→ **DATA EXTRACT**
___

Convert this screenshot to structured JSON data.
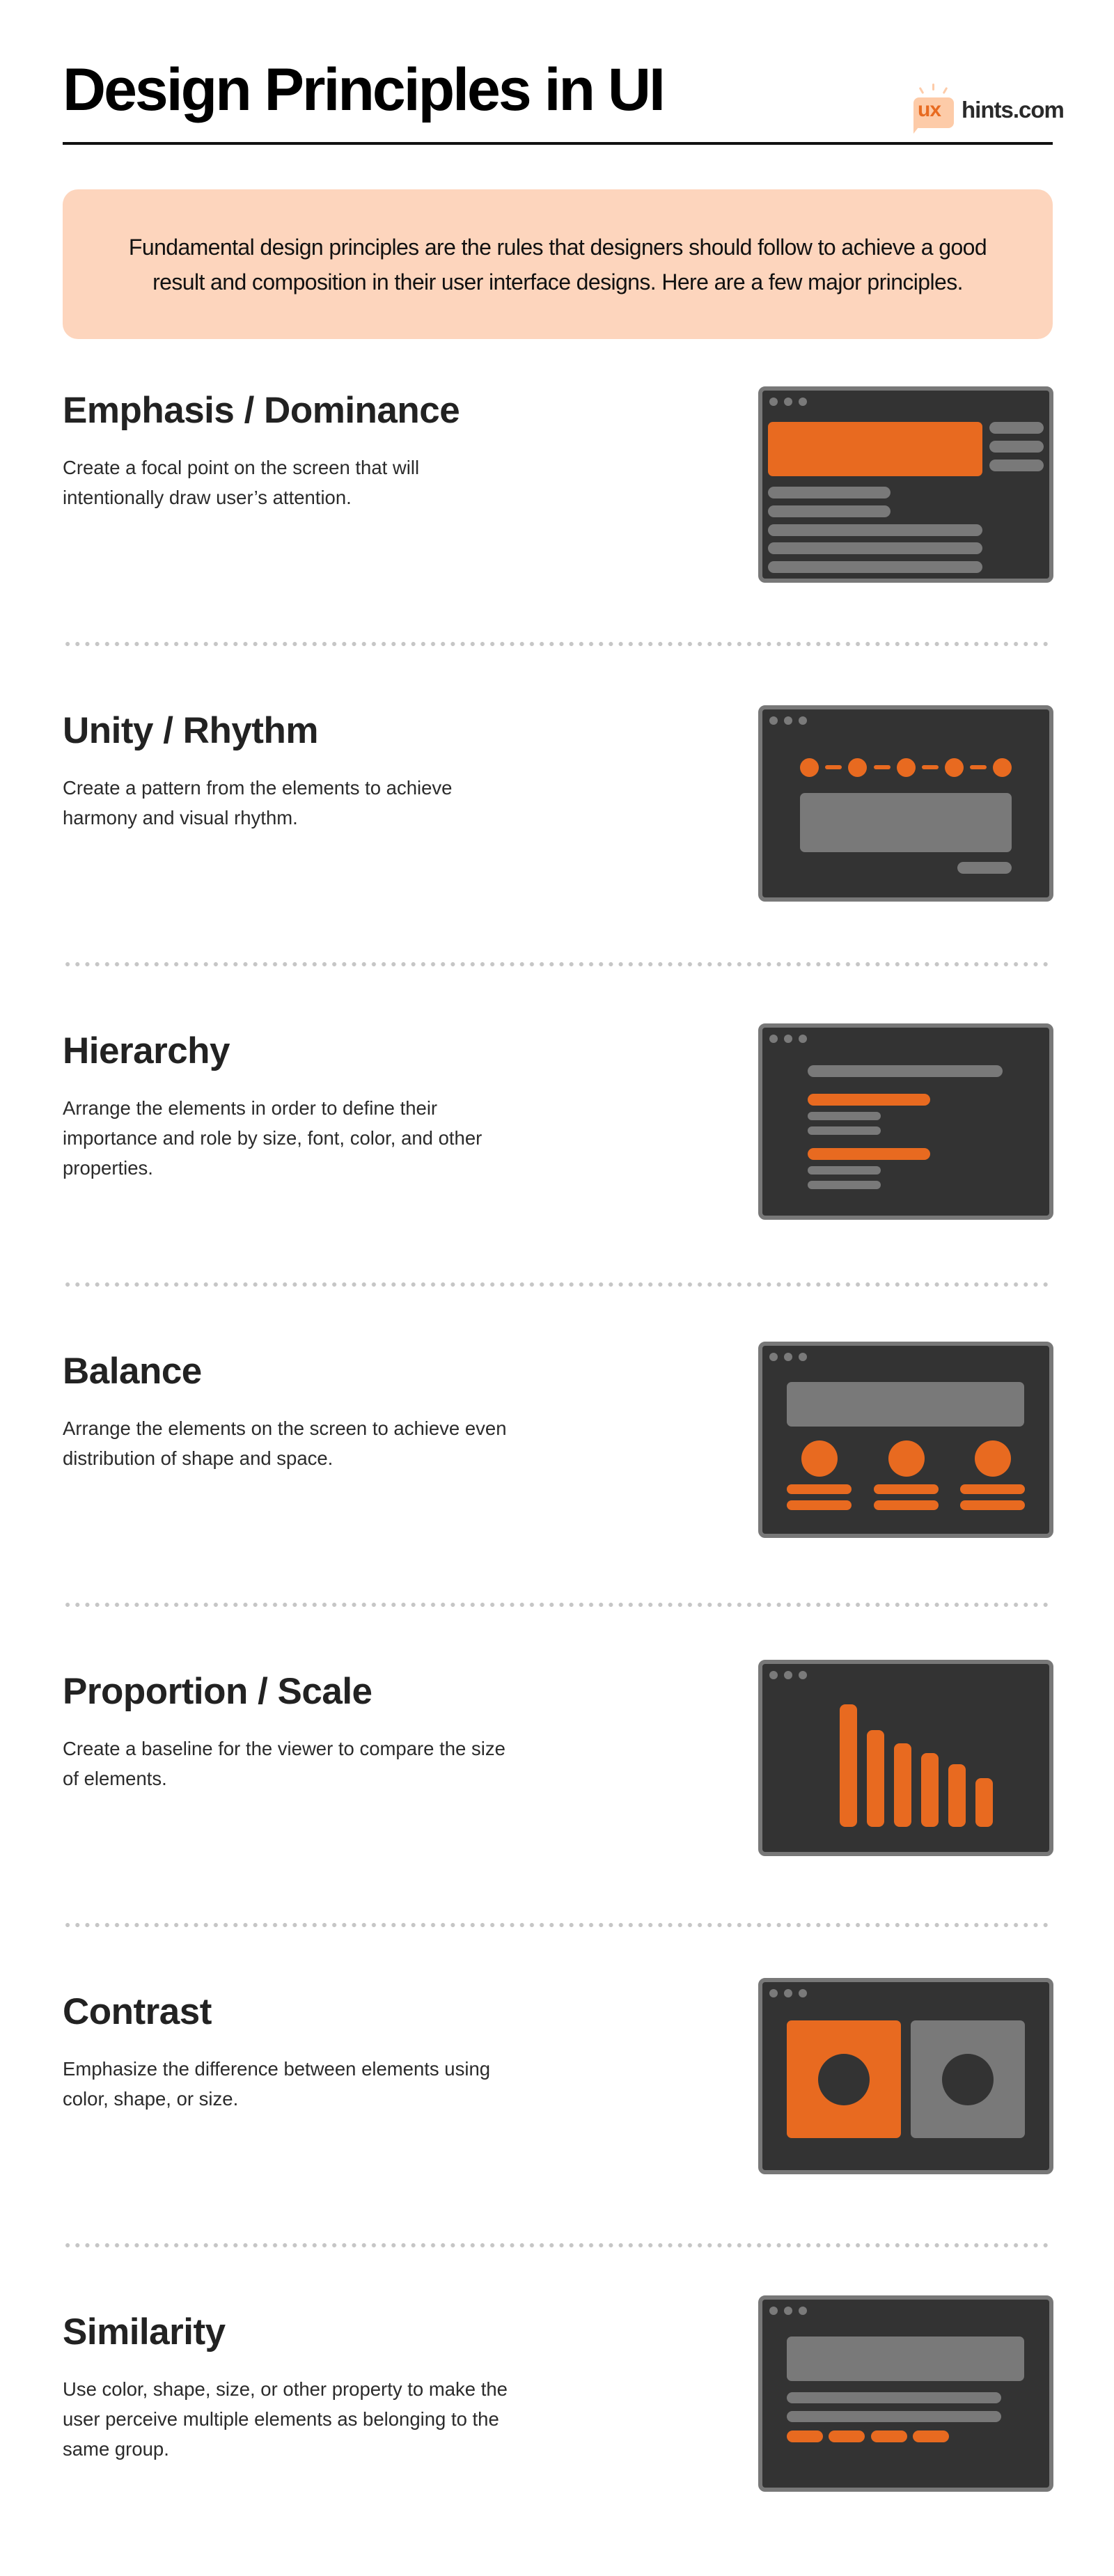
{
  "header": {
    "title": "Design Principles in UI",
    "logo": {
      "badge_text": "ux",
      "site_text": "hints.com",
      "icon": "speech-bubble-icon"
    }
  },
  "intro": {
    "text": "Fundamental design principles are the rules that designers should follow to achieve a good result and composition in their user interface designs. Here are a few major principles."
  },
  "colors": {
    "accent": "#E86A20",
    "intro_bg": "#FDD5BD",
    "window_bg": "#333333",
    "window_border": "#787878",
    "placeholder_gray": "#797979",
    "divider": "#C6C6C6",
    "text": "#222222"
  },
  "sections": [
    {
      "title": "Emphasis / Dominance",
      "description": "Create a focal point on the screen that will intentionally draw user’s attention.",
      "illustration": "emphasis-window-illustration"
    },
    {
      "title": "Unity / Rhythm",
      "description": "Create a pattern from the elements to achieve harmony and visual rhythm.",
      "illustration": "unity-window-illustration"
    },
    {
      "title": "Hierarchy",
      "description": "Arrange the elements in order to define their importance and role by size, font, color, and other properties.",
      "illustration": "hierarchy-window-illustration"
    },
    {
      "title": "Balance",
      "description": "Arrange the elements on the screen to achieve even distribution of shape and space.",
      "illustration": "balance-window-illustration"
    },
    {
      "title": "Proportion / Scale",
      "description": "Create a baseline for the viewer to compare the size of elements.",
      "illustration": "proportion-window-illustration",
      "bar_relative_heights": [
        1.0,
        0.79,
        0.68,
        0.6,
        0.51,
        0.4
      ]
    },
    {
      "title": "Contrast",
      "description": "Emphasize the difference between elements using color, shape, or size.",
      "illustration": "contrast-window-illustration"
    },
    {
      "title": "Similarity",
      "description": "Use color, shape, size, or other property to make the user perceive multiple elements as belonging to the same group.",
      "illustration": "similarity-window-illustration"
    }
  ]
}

___

→ **WORK TO COMPLETE**
Determine how many lines in the listing above hold the word "elements", answering with the number only.

→ **EXERCISE RESPONSE**
6